[To do]
The entries below should be transcribed in their entirety, exactly as written.

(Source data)
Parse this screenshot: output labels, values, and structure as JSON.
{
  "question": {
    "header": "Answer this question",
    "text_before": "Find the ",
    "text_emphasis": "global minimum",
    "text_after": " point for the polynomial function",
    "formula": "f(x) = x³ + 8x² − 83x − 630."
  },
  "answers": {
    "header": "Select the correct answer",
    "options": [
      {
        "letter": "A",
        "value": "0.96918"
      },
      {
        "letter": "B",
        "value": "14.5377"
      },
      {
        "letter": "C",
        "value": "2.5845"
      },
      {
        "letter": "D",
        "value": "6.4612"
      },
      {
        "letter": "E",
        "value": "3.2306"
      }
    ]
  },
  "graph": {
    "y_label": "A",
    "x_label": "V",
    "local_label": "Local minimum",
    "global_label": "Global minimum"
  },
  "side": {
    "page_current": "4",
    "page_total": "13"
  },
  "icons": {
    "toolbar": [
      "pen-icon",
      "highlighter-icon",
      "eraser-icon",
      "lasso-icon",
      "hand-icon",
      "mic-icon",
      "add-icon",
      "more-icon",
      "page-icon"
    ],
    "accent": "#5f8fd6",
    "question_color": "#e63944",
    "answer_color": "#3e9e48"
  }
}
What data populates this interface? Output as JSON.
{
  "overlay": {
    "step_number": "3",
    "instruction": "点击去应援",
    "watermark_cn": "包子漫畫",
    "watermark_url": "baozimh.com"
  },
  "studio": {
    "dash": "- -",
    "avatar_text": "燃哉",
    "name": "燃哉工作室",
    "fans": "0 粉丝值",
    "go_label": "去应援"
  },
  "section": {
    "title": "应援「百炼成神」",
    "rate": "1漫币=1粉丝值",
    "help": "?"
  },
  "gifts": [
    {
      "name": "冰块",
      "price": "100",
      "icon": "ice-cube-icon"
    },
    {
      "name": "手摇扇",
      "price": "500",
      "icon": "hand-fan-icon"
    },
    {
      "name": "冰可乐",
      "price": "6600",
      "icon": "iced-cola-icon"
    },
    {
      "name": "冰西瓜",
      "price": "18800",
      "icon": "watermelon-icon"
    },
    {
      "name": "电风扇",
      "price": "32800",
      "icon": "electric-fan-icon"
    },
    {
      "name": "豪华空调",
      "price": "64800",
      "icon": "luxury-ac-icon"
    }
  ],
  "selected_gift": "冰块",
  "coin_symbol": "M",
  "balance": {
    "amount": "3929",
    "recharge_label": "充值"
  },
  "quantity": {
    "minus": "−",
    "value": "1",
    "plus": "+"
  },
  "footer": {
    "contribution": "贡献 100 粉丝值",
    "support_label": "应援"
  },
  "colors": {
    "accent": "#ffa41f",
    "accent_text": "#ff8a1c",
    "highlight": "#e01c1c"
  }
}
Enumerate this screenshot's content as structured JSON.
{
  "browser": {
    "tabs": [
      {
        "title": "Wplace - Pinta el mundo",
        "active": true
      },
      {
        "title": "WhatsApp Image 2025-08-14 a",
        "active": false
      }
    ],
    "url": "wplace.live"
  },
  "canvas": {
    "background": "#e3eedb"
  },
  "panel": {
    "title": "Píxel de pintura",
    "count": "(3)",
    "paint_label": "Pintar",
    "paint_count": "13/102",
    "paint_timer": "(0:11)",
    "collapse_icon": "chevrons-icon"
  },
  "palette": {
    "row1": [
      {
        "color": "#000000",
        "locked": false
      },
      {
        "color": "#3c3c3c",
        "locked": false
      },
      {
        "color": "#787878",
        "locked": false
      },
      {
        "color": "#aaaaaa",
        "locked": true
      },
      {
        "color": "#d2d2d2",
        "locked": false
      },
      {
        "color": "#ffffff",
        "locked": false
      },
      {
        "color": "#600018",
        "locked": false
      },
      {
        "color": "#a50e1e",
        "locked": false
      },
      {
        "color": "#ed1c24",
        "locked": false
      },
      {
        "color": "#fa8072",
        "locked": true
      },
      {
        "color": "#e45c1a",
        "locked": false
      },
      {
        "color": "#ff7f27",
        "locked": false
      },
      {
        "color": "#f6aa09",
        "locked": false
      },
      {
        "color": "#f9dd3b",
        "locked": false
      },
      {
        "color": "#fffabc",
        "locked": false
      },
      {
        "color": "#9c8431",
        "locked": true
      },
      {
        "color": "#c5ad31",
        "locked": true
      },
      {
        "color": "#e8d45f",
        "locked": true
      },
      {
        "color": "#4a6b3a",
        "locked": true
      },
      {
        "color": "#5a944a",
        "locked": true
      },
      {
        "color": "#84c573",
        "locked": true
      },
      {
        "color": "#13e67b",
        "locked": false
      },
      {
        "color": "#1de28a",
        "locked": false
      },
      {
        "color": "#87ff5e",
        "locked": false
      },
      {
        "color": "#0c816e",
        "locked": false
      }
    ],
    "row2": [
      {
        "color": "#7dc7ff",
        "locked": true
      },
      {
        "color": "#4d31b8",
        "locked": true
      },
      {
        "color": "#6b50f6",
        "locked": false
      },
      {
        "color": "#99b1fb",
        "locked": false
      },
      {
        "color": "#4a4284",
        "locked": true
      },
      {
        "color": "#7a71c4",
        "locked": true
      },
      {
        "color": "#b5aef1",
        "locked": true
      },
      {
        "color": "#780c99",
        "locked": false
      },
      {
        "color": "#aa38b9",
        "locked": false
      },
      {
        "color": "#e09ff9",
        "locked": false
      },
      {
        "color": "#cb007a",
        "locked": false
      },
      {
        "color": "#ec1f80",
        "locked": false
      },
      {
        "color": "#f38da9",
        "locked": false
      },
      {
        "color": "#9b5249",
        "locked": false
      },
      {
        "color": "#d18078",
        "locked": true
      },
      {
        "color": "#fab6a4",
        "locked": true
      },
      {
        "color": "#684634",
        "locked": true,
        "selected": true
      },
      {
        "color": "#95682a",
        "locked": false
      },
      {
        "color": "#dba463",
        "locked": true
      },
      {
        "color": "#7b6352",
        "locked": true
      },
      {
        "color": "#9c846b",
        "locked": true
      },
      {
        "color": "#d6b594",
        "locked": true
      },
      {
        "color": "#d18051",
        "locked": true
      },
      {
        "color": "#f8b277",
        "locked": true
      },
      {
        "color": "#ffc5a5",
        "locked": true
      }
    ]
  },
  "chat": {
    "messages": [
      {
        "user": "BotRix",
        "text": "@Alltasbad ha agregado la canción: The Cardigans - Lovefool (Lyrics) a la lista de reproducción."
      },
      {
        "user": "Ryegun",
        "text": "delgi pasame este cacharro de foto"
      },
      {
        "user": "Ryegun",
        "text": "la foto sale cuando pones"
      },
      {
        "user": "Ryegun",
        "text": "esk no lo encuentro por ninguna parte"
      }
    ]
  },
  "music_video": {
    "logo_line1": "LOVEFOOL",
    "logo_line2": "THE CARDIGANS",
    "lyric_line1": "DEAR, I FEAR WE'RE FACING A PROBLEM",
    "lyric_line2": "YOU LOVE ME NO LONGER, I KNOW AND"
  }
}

[Final answer]
Parse this screenshot: output labels, values, and structure as JSON.
{
  "question": {
    "header": "Answer this question",
    "text_before": "Find the ",
    "text_emphasis": "global minimum",
    "text_after": " point for the polynomial function",
    "formula": "f(x) = x³ + 8x² − 83x − 630."
  },
  "answers": {
    "header": "Select the correct answer",
    "options": [
      {
        "letter": "A",
        "value": "0.96918"
      },
      {
        "letter": "B",
        "value": "14.5377"
      },
      {
        "letter": "C",
        "value": "2.5845"
      },
      {
        "letter": "D",
        "value": "6.4612"
      },
      {
        "letter": "E",
        "value": "3.2306"
      }
    ]
  },
  "graph": {
    "y_label": "A",
    "x_label": "V",
    "local_label": "Local minimum",
    "global_label": "Global minimum"
  },
  "side": {
    "page_current": "4",
    "page_total": "13"
  },
  "icons": {
    "toolbar": [
      "pen-icon",
      "highlighter-icon",
      "eraser-icon",
      "lasso-icon",
      "hand-icon",
      "mic-icon",
      "add-icon",
      "more-icon",
      "page-icon"
    ],
    "accent": "#5f8fd6",
    "question_color": "#e63944",
    "answer_color": "#3e9e48"
  }
}
What data populates this interface? Output as JSON.
{
  "overlay": {
    "step_number": "3",
    "instruction": "点击去应援",
    "watermark_cn": "包子漫畫",
    "watermark_url": "baozimh.com"
  },
  "studio": {
    "dash": "- -",
    "avatar_text": "燃哉",
    "name": "燃哉工作室",
    "fans": "0 粉丝值",
    "go_label": "去应援"
  },
  "section": {
    "title": "应援「百炼成神」",
    "rate": "1漫币=1粉丝值",
    "help": "?"
  },
  "gifts": [
    {
      "name": "冰块",
      "price": "100",
      "icon": "ice-cube-icon"
    },
    {
      "name": "手摇扇",
      "price": "500",
      "icon": "hand-fan-icon"
    },
    {
      "name": "冰可乐",
      "price": "6600",
      "icon": "iced-cola-icon"
    },
    {
      "name": "冰西瓜",
      "price": "18800",
      "icon": "watermelon-icon"
    },
    {
      "name": "电风扇",
      "price": "32800",
      "icon": "electric-fan-icon"
    },
    {
      "name": "豪华空调",
      "price": "64800",
      "icon": "luxury-ac-icon"
    }
  ],
  "selected_gift": "冰块",
  "coin_symbol": "M",
  "balance": {
    "amount": "3929",
    "recharge_label": "充值"
  },
  "quantity": {
    "minus": "−",
    "value": "1",
    "plus": "+"
  },
  "footer": {
    "contribution": "贡献 100 粉丝值",
    "support_label": "应援"
  },
  "colors": {
    "accent": "#ffa41f",
    "accent_text": "#ff8a1c",
    "highlight": "#e01c1c"
  }
}
Enumerate this screenshot's content as structured JSON.
{
  "browser": {
    "tabs": [
      {
        "title": "Wplace - Pinta el mundo",
        "active": true
      },
      {
        "title": "WhatsApp Image 2025-08-14 a",
        "active": false
      }
    ],
    "url": "wplace.live"
  },
  "canvas": {
    "background": "#e3eedb"
  },
  "panel": {
    "title": "Píxel de pintura",
    "count": "(3)",
    "paint_label": "Pintar",
    "paint_count": "13/102",
    "paint_timer": "(0:11)",
    "collapse_icon": "chevrons-icon"
  },
  "palette": {
    "row1": [
      {
        "color": "#000000",
        "locked": false
      },
      {
        "color": "#3c3c3c",
        "locked": false
      },
      {
        "color": "#787878",
        "locked": false
      },
      {
        "color": "#aaaaaa",
        "locked": true
      },
      {
        "color": "#d2d2d2",
        "locked": false
      },
      {
        "color": "#ffffff",
        "locked": false
      },
      {
        "color": "#600018",
        "locked": false
      },
      {
        "color": "#a50e1e",
        "locked": false
      },
      {
        "color": "#ed1c24",
        "locked": false
      },
      {
        "color": "#fa8072",
        "locked": true
      },
      {
        "color": "#e45c1a",
        "locked": false
      },
      {
        "color": "#ff7f27",
        "locked": false
      },
      {
        "color": "#f6aa09",
        "locked": false
      },
      {
        "color": "#f9dd3b",
        "locked": false
      },
      {
        "color": "#fffabc",
        "locked": false
      },
      {
        "color": "#9c8431",
        "locked": true
      },
      {
        "color": "#c5ad31",
        "locked": true
      },
      {
        "color": "#e8d45f",
        "locked": true
      },
      {
        "color": "#4a6b3a",
        "locked": true
      },
      {
        "color": "#5a944a",
        "locked": true
      },
      {
        "color": "#84c573",
        "locked": true
      },
      {
        "color": "#13e67b",
        "locked": false
      },
      {
        "color": "#1de28a",
        "locked": false
      },
      {
        "color": "#87ff5e",
        "locked": false
      },
      {
        "color": "#0c816e",
        "locked": false
      }
    ],
    "row2": [
      {
        "color": "#7dc7ff",
        "locked": true
      },
      {
        "color": "#4d31b8",
        "locked": true
      },
      {
        "color": "#6b50f6",
        "locked": false
      },
      {
        "color": "#99b1fb",
        "locked": false
      },
      {
        "color": "#4a4284",
        "locked": true
      },
      {
        "color": "#7a71c4",
        "locked": true
      },
      {
        "color": "#b5aef1",
        "locked": true
      },
      {
        "color": "#780c99",
        "locked": false
      },
      {
        "color": "#aa38b9",
        "locked": false
      },
      {
        "color": "#e09ff9",
        "locked": false
      },
      {
        "color": "#cb007a",
        "locked": false
      },
      {
        "color": "#ec1f80",
        "locked": false
      },
      {
        "color": "#f38da9",
        "locked": false
      },
      {
        "color": "#9b5249",
        "locked": false
      },
      {
        "color": "#d18078",
        "locked": true
      },
      {
        "color": "#fab6a4",
        "locked": true
      },
      {
        "color": "#684634",
        "locked": true,
        "selected": true
      },
      {
        "color": "#95682a",
        "locked": false
      },
      {
        "color": "#dba463",
        "locked": true
      },
      {
        "color": "#7b6352",
        "locked": true
      },
      {
        "color": "#9c846b",
        "locked": true
      },
      {
        "color": "#d6b594",
        "locked": true
      },
      {
        "color": "#d18051",
        "locked": true
      },
      {
        "color": "#f8b277",
        "locked": true
      },
      {
        "color": "#ffc5a5",
        "locked": true
      }
    ]
  },
  "chat": {
    "messages": [
      {
        "user": "BotRix",
        "text": "@Alltasbad ha agregado la canción: The Cardigans - Lovefool (Lyrics) a la lista de reproducción."
      },
      {
        "user": "Ryegun",
        "text": "delgi pasame este cacharro de foto"
      },
      {
        "user": "Ryegun",
        "text": "la foto sale cuando pones"
      },
      {
        "user": "Ryegun",
        "text": "esk no lo encuentro por ninguna parte"
      }
    ]
  },
  "music_video": {
    "logo_line1": "LOVEFOOL",
    "logo_line2": "THE CARDIGANS",
    "lyric_line1": "DEAR, I FEAR WE'RE FACING A PROBLEM",
    "lyric_line2": "YOU LOVE ME NO LONGER, I KNOW AND"
  }
}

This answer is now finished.